*Set exercise*. How many of the lines below contain "icon"? Answer with that number alone.

Dataset records

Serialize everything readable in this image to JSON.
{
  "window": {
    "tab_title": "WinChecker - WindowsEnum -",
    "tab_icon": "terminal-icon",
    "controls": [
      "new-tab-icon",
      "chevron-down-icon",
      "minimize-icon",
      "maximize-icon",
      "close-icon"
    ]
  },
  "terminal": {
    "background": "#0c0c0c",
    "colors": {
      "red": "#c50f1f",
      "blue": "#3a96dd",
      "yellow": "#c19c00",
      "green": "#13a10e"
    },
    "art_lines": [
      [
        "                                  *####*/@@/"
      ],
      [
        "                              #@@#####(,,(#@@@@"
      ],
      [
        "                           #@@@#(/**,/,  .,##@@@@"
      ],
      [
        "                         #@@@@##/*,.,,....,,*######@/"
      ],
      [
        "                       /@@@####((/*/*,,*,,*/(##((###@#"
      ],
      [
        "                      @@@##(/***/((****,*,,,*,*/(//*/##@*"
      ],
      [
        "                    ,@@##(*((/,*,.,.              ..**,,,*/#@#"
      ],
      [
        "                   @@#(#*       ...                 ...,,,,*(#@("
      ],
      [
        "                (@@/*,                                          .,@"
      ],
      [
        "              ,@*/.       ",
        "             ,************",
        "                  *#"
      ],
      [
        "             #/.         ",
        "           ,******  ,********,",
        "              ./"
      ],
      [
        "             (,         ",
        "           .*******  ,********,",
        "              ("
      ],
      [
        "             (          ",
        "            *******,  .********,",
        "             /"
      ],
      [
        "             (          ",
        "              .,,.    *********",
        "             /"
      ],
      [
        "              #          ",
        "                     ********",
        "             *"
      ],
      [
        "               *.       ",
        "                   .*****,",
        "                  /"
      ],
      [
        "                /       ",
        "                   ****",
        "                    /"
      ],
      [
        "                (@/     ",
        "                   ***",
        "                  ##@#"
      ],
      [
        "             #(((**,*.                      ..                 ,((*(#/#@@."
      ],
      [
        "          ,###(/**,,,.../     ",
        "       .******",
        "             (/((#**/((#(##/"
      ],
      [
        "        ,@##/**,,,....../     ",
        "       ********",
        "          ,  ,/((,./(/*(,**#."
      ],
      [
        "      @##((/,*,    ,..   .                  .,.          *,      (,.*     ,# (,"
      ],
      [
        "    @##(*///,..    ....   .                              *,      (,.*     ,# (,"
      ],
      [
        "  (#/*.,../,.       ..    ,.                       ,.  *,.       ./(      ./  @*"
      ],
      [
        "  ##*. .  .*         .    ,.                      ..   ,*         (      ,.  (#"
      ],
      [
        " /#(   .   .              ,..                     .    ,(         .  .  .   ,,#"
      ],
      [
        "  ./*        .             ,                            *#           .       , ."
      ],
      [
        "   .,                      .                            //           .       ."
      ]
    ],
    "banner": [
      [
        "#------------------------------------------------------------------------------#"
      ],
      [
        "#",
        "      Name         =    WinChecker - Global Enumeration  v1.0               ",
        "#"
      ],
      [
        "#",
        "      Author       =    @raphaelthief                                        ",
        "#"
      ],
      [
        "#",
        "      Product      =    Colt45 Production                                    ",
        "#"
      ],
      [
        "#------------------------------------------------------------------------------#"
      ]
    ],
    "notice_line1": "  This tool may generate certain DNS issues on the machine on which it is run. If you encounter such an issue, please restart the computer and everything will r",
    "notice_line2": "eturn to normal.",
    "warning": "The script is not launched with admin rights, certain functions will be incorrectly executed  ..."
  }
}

*Output below*. 6